§ Task:
Find every line in the records below that holds the word "name" and copy it.

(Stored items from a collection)
start
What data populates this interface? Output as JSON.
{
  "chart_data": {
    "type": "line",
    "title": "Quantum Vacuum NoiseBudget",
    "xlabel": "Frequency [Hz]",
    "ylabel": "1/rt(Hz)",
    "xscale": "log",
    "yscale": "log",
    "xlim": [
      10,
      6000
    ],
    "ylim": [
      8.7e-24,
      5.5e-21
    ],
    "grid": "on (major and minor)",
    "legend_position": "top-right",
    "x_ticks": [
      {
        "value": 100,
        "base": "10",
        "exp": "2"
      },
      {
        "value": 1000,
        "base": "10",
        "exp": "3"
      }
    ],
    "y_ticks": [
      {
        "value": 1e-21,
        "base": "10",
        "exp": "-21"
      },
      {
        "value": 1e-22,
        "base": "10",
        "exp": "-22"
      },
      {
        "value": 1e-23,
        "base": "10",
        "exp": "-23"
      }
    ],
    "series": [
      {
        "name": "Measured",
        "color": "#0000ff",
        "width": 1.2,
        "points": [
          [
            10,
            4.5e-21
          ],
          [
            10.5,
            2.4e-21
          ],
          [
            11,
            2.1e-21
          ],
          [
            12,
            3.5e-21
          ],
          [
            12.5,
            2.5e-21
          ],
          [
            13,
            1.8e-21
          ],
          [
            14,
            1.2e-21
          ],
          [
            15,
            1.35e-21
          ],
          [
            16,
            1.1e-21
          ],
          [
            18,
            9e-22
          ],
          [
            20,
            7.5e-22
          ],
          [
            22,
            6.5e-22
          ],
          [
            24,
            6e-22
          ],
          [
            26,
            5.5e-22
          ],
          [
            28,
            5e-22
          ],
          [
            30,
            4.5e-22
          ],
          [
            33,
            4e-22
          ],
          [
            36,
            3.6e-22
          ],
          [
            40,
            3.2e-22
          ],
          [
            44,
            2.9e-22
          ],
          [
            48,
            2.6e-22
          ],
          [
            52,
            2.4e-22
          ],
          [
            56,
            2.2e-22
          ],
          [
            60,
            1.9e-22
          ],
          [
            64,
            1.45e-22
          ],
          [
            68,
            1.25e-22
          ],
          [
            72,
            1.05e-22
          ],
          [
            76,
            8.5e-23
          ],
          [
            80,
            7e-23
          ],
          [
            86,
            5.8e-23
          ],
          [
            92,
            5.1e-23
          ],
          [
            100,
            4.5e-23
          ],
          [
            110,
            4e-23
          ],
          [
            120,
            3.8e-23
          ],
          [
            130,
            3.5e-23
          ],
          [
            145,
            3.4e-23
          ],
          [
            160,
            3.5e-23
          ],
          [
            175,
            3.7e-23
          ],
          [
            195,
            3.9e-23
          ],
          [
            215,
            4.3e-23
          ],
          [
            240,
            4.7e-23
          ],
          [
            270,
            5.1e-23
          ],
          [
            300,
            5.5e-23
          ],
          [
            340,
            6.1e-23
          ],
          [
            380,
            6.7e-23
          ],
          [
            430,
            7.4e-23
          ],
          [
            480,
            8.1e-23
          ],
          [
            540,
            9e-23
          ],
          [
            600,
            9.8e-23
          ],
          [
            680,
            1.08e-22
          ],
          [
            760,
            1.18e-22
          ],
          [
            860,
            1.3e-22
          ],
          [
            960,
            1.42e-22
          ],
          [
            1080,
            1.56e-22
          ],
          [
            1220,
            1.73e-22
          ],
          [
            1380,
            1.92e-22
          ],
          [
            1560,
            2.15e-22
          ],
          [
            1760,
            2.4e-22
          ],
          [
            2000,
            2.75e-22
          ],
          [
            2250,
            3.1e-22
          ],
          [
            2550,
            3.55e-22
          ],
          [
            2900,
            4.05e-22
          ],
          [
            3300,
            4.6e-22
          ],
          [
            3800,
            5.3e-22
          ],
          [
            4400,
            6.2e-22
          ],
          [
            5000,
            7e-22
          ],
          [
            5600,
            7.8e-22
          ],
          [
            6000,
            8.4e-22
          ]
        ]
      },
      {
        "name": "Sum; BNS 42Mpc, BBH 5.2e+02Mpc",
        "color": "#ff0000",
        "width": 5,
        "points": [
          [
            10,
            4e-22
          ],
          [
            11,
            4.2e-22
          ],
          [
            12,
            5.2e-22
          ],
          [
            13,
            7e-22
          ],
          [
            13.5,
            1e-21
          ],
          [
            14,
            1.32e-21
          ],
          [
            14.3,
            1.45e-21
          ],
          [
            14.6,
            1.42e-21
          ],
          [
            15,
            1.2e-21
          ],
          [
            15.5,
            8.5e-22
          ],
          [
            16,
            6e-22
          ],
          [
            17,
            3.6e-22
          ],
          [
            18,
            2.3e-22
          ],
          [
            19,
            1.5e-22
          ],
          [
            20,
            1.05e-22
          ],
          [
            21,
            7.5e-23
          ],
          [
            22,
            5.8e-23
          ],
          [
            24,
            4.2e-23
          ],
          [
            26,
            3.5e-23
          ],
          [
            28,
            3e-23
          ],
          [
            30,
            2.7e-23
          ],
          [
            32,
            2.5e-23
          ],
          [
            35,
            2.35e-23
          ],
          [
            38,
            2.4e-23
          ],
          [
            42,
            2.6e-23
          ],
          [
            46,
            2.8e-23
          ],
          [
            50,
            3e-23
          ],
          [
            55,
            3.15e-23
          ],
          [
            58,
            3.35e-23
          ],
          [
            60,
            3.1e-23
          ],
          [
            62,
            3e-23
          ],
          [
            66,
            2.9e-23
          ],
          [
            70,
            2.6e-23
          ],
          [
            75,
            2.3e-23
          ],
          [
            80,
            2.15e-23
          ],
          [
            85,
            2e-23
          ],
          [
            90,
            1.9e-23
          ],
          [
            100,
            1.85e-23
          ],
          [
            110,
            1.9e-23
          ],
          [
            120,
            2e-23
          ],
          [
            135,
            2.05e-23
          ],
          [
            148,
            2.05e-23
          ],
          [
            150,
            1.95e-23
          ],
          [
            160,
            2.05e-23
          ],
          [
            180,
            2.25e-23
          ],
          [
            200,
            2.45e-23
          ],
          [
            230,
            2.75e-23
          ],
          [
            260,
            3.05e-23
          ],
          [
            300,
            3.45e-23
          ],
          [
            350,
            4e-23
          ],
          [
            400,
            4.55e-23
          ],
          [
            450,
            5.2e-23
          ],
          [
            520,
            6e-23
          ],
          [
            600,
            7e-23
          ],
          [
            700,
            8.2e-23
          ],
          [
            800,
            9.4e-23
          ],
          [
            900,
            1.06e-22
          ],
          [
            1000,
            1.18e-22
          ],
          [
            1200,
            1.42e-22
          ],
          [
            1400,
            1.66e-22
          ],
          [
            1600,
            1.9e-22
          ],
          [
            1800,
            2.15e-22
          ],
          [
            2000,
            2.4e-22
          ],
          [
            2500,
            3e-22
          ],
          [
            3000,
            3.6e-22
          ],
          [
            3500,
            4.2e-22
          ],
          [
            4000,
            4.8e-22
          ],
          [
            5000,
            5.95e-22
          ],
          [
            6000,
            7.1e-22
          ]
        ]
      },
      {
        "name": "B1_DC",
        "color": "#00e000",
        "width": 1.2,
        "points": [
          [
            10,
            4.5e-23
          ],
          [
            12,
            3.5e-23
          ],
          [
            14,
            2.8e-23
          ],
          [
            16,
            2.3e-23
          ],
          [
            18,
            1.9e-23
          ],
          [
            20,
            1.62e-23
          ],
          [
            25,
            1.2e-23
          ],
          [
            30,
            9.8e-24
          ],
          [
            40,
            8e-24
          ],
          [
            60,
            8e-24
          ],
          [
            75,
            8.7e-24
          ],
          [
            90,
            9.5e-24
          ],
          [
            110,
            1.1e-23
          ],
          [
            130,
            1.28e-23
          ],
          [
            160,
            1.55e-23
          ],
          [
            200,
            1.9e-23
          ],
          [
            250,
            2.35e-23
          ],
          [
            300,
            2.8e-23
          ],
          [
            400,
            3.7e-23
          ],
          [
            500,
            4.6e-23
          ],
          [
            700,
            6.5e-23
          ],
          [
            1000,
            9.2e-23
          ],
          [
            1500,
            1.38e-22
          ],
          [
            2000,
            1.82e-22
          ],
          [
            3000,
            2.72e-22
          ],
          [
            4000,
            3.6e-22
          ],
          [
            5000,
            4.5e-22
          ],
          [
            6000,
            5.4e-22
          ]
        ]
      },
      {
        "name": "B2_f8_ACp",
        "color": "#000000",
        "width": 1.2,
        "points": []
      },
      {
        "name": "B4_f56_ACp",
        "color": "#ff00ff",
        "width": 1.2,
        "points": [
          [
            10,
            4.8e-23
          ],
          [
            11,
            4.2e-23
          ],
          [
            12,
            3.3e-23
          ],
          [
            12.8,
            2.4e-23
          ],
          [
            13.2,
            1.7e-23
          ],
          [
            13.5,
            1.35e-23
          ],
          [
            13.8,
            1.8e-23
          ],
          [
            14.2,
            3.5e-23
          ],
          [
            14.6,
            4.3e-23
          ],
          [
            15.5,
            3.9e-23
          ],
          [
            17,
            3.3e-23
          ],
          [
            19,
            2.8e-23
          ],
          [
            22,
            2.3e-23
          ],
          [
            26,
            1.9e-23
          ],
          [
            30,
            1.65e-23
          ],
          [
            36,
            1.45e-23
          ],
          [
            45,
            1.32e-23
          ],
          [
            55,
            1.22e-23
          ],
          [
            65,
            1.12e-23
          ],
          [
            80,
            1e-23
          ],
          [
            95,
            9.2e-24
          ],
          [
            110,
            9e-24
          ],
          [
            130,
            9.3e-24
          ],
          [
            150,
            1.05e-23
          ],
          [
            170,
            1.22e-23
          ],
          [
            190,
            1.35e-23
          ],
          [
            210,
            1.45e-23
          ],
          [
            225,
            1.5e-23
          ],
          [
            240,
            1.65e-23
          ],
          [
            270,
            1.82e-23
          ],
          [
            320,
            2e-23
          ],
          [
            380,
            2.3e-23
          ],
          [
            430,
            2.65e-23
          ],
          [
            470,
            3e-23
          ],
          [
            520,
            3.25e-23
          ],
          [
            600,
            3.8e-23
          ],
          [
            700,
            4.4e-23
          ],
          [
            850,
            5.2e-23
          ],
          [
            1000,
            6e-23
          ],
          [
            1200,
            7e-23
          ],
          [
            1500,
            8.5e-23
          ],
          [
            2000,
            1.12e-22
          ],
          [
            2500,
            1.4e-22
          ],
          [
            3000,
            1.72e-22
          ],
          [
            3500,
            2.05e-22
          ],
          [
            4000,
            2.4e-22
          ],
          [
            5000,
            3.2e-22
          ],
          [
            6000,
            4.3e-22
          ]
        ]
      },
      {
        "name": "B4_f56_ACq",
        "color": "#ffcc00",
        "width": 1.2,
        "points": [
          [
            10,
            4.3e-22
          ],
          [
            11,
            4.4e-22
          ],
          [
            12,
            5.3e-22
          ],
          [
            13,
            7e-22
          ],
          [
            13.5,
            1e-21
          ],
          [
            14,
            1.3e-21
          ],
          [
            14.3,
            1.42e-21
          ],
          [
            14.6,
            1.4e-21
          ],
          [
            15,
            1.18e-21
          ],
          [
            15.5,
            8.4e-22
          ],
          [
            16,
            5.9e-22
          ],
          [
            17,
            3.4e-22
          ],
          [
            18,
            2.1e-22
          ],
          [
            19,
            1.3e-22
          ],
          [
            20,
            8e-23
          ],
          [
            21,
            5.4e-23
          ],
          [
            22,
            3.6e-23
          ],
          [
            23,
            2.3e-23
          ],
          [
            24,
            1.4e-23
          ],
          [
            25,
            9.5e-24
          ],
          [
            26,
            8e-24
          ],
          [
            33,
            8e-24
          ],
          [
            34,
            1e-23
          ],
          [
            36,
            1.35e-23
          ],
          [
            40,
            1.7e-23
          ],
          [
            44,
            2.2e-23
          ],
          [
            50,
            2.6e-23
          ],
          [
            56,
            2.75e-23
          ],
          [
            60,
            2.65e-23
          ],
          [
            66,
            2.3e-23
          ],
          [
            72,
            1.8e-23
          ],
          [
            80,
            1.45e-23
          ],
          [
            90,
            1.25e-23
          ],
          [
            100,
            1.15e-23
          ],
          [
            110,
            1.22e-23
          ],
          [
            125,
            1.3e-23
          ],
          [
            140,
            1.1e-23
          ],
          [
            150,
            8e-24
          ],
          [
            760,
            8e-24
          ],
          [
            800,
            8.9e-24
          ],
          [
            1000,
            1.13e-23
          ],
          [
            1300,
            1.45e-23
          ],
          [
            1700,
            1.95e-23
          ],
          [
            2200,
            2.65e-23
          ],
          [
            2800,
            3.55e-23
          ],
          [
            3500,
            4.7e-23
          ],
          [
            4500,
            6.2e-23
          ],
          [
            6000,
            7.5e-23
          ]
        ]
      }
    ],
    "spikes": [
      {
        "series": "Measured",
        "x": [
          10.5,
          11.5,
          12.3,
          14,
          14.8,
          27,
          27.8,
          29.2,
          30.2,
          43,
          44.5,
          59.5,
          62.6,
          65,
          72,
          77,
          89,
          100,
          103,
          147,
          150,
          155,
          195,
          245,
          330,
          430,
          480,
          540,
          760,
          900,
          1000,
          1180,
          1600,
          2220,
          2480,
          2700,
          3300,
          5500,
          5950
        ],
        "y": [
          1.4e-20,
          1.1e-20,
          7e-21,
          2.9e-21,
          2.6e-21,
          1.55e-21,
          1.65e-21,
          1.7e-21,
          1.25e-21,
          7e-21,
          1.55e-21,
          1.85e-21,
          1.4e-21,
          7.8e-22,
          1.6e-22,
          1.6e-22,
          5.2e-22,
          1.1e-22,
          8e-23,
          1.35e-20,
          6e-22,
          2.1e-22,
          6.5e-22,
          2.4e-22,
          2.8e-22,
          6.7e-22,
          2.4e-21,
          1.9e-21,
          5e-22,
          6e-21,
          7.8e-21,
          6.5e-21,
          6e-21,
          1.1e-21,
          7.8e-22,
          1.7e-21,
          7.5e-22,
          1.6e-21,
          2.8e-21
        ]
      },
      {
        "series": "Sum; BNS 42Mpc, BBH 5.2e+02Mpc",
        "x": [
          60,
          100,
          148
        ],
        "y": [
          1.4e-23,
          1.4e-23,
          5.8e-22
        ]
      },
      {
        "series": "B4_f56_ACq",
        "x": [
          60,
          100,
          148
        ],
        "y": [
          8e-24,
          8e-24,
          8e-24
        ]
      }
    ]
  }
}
end
§ Solution to this exercise:
        "name": "Measured",
        "name": "Sum; BNS 42Mpc, BBH 5.2e+02Mpc",
        "name": "B1_DC",
        "name": "B2_f8_ACp",
        "name": "B4_f56_ACp",
        "name": "B4_f56_ACq",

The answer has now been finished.